Work out how many lines have "podczas" in them. Give only that number.

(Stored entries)
— BEGIN —
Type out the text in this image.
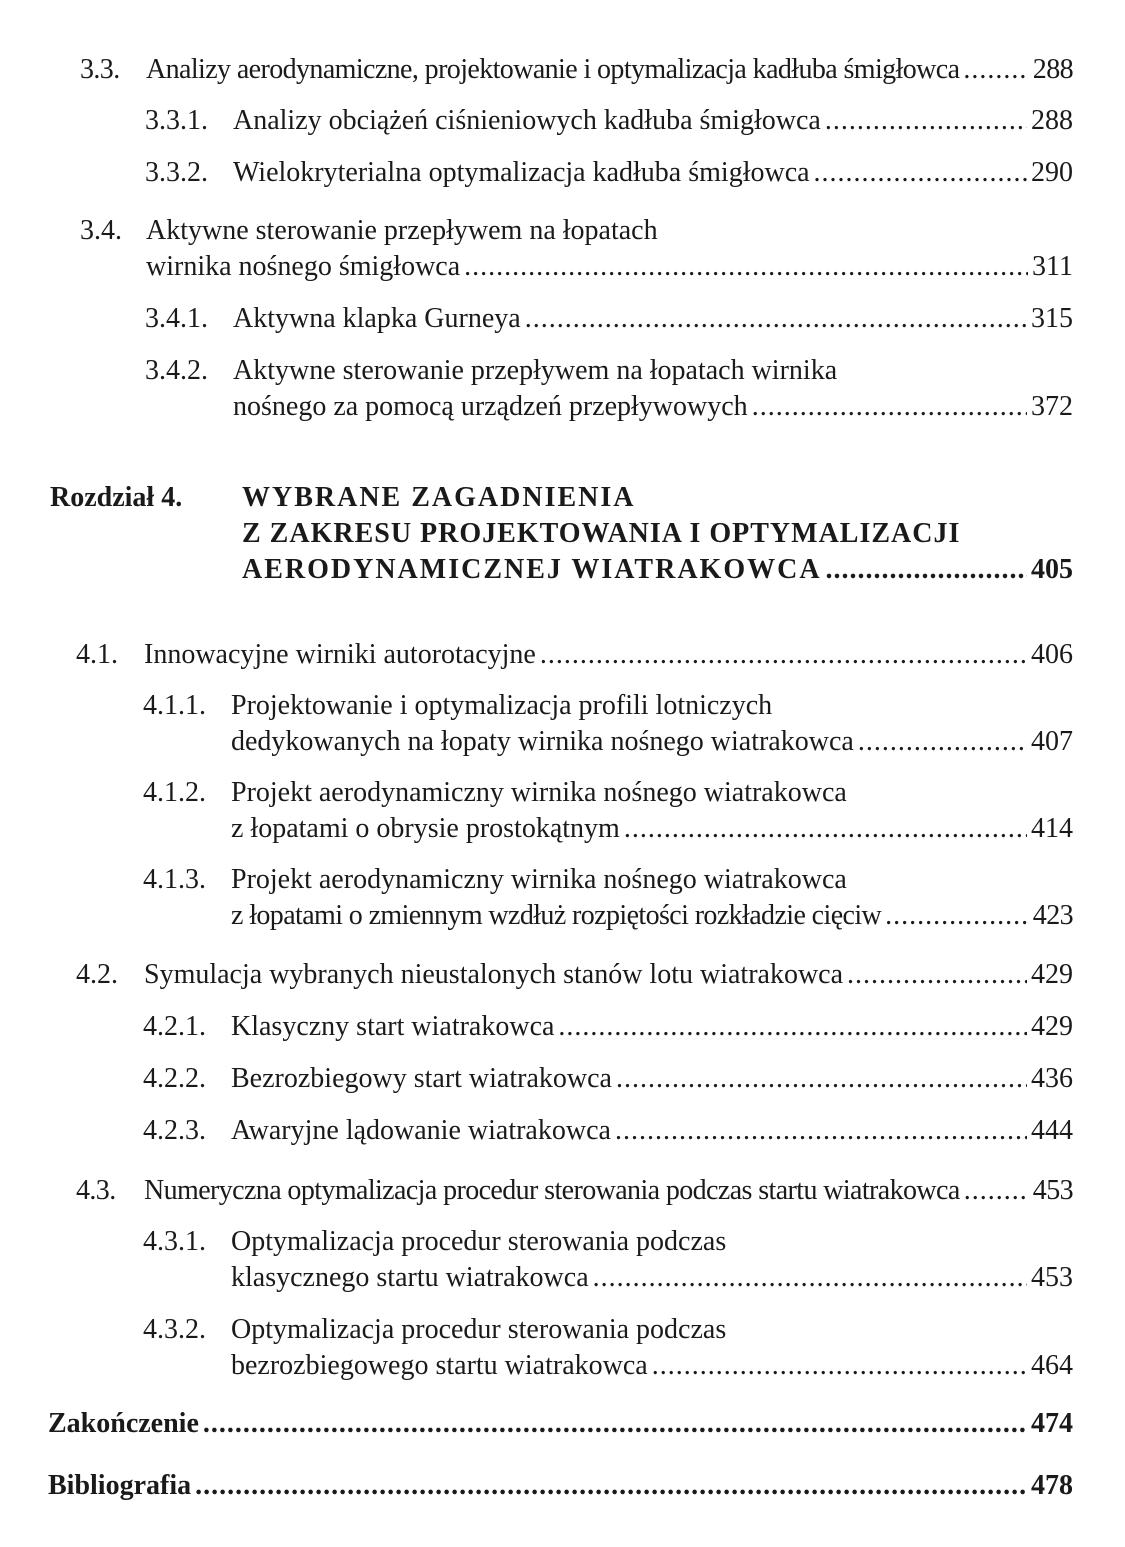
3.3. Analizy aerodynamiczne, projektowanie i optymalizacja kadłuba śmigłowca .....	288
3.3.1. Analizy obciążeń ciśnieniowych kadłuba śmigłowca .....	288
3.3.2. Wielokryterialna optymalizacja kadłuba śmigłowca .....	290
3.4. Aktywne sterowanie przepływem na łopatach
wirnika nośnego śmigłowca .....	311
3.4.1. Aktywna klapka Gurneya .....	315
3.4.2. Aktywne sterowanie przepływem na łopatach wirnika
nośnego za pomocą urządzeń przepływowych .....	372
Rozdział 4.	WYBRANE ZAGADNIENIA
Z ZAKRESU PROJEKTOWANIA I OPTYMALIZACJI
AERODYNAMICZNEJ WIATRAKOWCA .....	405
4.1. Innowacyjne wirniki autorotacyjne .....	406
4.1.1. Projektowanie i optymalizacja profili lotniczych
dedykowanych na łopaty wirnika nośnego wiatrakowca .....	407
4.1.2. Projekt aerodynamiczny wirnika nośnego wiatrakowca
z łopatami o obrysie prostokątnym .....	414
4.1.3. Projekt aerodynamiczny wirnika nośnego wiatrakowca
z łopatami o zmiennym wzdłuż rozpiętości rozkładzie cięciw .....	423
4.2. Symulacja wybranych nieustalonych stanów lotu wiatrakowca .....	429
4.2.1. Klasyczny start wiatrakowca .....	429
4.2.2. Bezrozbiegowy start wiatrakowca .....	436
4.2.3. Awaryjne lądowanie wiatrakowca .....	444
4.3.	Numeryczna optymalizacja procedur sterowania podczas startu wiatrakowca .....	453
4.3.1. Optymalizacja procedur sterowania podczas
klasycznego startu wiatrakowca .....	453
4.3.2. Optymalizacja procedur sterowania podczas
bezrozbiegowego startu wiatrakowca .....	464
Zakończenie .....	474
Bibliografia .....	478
— END —
RESPONSE: 3